• _TASK DATA_:

====

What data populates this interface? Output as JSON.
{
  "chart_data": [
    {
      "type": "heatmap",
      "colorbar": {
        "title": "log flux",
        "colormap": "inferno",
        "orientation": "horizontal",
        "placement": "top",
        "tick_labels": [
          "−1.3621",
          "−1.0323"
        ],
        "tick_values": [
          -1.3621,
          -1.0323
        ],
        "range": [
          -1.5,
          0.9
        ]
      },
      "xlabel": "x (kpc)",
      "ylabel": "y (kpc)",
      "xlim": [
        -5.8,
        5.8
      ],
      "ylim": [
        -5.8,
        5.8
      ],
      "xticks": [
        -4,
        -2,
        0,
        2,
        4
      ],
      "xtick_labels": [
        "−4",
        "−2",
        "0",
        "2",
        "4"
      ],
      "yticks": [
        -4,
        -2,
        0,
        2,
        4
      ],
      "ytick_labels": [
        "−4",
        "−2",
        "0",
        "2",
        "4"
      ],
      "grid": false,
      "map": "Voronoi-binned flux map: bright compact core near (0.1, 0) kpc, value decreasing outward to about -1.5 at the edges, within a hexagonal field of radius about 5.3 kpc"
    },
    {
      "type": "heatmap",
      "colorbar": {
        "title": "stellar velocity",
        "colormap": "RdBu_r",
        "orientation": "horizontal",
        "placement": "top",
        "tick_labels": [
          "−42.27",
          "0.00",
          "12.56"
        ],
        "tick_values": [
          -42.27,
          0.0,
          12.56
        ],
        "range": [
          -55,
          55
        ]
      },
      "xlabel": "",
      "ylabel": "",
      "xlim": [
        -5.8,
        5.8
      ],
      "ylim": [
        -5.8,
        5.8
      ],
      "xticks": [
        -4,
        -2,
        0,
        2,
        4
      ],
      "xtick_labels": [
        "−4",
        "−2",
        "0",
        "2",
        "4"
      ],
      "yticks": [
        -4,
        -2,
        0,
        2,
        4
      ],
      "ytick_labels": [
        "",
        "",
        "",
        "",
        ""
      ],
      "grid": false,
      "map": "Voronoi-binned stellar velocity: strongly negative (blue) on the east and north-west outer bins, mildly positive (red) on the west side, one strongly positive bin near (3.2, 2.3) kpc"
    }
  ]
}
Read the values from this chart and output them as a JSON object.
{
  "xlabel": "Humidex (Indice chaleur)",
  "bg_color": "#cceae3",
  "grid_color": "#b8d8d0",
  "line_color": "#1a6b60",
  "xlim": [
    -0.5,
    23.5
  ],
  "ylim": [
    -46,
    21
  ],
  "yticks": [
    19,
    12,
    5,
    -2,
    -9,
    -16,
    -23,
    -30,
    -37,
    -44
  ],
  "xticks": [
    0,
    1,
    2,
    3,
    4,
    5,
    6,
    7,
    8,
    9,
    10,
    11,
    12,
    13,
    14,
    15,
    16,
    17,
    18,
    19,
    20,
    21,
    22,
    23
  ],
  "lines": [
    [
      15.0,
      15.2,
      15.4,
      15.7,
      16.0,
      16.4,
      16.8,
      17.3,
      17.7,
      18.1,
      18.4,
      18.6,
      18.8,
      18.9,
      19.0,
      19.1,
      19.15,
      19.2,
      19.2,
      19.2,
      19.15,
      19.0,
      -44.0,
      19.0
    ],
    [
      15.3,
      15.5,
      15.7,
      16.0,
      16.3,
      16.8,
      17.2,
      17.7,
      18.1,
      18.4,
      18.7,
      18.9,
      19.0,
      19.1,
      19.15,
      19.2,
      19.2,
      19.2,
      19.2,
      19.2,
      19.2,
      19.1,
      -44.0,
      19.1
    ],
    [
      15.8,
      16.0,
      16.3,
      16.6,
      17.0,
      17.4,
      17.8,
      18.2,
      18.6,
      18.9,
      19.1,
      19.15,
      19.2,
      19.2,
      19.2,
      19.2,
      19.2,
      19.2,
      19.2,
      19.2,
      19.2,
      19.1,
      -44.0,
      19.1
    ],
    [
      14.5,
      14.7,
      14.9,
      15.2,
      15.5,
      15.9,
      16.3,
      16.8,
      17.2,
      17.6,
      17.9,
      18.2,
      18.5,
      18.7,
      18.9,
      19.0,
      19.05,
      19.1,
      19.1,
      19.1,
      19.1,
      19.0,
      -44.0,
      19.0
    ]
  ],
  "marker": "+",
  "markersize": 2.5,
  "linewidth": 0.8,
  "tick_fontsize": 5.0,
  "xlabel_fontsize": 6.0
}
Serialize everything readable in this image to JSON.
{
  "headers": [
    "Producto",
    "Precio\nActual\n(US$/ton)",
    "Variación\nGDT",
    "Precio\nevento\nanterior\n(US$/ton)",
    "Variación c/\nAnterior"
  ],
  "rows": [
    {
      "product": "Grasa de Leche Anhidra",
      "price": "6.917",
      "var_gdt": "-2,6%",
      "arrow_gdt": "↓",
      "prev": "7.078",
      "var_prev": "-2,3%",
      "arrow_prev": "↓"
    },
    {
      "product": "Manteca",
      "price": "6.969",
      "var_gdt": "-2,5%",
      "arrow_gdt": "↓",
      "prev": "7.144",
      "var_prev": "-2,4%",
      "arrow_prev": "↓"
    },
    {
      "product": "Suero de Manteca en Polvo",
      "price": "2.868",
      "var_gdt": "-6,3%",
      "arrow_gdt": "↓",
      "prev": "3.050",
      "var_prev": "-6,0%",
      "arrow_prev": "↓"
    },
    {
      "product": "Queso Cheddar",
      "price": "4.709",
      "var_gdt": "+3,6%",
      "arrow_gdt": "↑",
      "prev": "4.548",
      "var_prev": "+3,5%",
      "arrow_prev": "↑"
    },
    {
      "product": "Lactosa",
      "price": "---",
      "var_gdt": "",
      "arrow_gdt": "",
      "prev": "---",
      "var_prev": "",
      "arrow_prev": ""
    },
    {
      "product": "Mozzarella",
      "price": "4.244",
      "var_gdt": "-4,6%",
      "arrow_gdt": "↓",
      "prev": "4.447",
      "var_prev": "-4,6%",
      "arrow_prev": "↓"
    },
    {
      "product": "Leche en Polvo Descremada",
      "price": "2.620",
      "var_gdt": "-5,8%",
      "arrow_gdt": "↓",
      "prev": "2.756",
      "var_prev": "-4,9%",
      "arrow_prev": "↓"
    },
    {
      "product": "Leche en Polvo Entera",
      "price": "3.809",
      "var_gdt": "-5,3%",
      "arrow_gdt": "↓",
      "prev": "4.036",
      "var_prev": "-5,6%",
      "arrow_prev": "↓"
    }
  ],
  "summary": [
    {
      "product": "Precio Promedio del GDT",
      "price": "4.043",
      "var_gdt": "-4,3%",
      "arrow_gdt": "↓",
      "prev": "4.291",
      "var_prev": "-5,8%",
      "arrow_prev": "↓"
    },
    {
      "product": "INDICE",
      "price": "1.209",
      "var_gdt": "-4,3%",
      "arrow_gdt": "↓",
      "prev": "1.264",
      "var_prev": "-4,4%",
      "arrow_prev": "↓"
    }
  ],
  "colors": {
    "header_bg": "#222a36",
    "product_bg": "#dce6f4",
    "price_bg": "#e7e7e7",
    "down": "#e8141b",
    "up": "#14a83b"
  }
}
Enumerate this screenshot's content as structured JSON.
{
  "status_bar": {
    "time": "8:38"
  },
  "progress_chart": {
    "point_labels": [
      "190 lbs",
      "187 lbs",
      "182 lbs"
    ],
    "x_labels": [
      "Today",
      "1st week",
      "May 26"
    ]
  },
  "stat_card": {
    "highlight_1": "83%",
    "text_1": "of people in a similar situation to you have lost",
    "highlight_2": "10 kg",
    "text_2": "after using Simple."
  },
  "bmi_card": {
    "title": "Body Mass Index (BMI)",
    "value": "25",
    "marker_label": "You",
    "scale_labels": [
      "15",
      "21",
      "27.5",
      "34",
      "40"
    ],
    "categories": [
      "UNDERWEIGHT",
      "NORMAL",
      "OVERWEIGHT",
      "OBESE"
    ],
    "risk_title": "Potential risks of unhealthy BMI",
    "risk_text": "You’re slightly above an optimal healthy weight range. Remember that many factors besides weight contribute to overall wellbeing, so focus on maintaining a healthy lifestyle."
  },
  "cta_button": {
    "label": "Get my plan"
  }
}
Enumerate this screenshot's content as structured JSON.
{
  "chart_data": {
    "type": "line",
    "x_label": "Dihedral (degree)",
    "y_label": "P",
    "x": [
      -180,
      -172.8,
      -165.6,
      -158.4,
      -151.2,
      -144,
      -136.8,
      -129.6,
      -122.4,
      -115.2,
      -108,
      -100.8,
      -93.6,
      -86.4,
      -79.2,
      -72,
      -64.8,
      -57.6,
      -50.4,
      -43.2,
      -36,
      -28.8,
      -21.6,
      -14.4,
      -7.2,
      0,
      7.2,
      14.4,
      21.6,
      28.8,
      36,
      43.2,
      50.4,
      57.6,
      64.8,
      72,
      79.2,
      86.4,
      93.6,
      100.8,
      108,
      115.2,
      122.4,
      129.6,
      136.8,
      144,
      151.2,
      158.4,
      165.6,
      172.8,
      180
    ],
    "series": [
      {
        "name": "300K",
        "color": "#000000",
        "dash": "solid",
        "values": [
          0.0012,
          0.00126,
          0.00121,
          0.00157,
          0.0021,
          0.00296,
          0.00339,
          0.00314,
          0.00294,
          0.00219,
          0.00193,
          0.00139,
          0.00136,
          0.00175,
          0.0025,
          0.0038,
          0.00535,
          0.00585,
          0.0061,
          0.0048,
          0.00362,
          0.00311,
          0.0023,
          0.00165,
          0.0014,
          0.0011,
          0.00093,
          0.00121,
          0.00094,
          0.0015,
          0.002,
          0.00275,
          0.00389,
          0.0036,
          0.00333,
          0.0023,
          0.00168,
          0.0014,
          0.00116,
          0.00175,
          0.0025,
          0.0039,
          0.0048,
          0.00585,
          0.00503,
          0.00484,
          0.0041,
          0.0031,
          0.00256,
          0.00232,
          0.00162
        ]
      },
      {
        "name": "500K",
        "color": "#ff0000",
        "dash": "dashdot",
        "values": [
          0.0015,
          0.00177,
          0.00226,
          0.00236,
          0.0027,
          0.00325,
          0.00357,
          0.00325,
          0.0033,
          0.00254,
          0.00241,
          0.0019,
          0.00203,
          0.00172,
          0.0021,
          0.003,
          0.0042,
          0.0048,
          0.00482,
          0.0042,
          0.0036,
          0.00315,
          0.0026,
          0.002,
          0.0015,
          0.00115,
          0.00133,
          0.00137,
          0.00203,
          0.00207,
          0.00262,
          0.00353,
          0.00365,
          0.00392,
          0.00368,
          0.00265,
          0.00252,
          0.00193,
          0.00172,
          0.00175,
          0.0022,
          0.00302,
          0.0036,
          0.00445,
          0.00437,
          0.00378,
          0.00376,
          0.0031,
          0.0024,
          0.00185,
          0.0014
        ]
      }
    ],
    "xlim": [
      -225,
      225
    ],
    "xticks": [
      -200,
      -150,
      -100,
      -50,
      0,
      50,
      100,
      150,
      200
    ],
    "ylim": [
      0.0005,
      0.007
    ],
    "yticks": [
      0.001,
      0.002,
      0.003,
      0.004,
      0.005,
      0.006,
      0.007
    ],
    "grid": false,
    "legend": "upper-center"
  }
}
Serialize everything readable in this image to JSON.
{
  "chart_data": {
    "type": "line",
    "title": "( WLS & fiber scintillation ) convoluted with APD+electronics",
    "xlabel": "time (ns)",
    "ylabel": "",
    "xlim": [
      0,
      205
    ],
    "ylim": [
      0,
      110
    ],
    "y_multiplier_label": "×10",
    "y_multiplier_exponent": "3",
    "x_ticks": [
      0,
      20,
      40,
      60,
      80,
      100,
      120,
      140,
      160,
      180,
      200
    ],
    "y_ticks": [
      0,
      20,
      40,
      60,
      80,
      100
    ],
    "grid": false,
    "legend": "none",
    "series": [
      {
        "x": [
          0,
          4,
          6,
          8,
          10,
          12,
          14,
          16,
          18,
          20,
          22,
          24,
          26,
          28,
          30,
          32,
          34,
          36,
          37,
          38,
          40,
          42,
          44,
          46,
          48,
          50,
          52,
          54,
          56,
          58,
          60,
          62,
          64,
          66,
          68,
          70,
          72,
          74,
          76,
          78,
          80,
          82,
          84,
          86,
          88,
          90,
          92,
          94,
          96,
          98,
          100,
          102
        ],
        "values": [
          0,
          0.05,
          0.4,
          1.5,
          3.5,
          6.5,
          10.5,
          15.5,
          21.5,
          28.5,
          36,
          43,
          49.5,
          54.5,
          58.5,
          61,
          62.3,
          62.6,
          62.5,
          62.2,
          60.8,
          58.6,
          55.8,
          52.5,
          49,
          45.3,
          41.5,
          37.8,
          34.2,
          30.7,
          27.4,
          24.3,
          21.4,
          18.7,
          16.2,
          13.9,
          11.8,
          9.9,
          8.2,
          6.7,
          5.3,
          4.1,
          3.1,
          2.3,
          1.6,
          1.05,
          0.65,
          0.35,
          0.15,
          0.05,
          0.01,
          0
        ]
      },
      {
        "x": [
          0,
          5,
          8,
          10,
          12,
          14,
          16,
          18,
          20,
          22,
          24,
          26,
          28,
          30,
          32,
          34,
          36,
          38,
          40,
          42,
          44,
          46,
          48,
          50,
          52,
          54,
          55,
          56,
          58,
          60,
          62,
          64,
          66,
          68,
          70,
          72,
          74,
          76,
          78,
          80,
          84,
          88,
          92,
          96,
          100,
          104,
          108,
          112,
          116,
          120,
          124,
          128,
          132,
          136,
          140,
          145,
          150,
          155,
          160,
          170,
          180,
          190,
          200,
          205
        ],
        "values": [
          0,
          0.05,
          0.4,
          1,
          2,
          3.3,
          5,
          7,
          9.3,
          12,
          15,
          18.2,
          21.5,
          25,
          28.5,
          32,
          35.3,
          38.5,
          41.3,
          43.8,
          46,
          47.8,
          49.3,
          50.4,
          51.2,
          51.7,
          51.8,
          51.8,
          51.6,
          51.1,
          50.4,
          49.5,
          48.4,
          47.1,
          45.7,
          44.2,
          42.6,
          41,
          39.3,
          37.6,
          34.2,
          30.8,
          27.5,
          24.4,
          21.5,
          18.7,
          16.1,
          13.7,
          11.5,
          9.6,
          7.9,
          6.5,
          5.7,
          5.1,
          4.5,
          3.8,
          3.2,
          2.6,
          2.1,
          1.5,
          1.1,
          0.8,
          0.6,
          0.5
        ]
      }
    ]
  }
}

====

• _REQUIREMENT_: Which lines include the word "flux"? Copy every one of them.

• _RESULT FOR THIS TASK_:
        "title": "log flux",
      "map": "Voronoi-binned flux map: bright compact core near (0.1, 0) kpc, value decreasing outward to about -1.5 at the edges, within a hexagonal field of radius about 5.3 kpc"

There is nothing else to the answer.